Start of STORED DATA

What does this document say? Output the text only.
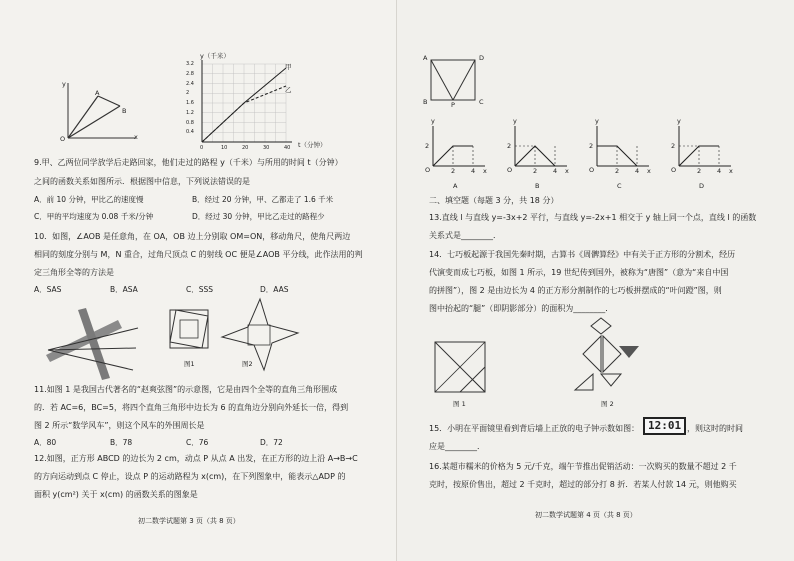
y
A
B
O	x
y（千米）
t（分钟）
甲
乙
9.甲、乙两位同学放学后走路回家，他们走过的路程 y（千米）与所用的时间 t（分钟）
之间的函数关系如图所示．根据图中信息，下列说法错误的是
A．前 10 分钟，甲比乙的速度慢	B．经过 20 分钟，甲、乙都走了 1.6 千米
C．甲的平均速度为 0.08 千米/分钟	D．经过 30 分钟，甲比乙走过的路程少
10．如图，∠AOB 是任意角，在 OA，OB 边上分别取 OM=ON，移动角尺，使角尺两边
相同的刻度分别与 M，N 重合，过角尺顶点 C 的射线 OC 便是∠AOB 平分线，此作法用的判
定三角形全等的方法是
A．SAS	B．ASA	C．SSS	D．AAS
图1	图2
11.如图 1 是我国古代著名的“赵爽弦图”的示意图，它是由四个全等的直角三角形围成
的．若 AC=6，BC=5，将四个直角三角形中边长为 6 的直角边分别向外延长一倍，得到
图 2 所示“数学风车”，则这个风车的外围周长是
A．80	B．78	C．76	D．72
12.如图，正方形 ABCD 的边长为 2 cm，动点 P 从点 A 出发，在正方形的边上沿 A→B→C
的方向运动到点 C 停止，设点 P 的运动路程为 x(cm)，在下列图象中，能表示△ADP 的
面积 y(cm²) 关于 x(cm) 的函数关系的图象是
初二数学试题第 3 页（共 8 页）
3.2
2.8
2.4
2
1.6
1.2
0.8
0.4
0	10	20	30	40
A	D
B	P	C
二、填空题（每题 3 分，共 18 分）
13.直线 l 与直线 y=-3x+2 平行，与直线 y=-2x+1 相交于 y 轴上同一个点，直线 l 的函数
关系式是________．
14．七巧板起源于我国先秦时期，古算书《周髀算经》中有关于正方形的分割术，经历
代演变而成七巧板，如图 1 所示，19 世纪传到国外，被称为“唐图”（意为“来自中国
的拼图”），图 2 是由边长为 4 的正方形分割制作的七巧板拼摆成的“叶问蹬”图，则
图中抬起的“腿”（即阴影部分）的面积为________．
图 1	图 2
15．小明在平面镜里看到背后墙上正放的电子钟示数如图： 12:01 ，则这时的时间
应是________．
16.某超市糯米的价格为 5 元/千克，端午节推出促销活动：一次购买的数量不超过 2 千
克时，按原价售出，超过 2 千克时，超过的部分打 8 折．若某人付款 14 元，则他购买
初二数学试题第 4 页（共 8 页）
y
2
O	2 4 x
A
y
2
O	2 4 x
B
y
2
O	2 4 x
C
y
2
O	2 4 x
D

End of STORED DATA
Start of STORED DATA

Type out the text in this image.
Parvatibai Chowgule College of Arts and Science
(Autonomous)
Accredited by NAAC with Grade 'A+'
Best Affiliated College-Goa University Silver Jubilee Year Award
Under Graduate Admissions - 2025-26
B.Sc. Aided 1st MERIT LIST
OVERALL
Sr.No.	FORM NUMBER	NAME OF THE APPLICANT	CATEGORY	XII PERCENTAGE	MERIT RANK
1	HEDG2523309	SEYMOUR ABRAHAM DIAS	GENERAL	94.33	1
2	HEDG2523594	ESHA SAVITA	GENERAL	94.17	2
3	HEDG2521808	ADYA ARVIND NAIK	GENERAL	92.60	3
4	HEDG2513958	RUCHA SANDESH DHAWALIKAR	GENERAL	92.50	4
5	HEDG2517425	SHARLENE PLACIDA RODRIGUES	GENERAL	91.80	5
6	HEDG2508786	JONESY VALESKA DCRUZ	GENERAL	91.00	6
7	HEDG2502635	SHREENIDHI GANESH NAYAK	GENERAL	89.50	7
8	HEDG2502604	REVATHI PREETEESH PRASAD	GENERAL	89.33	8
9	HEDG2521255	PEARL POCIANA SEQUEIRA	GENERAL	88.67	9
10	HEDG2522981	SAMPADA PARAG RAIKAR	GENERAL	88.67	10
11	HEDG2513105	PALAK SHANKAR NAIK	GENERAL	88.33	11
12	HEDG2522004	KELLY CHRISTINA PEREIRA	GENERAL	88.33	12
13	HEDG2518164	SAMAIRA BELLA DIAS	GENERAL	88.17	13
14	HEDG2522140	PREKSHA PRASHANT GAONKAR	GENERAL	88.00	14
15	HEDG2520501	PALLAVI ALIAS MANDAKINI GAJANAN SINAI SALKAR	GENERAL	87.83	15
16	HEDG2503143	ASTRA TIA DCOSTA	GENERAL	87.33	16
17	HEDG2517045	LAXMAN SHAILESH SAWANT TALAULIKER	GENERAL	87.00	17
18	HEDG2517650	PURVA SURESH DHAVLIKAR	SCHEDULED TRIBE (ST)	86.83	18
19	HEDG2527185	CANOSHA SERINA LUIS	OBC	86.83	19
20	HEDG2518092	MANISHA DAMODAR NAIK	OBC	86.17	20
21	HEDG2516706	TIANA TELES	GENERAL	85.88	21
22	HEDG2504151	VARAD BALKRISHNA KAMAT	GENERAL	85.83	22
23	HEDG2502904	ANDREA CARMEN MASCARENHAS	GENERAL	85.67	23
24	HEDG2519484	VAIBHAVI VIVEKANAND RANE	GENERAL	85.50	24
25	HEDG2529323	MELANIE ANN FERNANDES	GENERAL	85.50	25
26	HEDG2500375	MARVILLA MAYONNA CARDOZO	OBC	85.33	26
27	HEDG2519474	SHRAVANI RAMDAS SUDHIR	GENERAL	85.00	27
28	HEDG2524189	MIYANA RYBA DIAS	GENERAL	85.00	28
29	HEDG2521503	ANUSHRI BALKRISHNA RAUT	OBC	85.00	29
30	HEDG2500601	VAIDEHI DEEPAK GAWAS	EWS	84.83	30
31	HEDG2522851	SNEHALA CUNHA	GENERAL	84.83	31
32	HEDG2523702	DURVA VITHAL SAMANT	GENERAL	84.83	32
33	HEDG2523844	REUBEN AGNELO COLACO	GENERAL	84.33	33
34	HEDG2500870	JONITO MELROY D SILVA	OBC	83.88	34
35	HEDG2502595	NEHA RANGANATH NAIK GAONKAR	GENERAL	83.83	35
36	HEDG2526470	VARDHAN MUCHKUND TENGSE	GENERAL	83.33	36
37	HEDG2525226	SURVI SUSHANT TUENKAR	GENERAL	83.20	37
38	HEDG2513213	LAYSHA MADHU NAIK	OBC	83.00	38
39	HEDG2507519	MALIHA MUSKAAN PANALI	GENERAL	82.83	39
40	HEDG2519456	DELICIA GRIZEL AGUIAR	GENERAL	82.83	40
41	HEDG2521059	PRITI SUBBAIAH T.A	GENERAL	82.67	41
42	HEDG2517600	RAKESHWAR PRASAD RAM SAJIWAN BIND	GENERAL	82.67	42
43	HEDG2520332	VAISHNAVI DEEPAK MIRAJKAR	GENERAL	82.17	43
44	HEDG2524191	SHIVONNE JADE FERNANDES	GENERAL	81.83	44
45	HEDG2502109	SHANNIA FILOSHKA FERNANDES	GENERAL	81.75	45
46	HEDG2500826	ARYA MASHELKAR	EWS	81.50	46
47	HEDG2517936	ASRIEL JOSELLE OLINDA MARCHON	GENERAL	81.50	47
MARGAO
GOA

End of STORED DATA

YOUR GOAL:
Among the lines of the listing, how many hold the string "this"? Respond with only the number.

COMPLETE OUTPUT:
2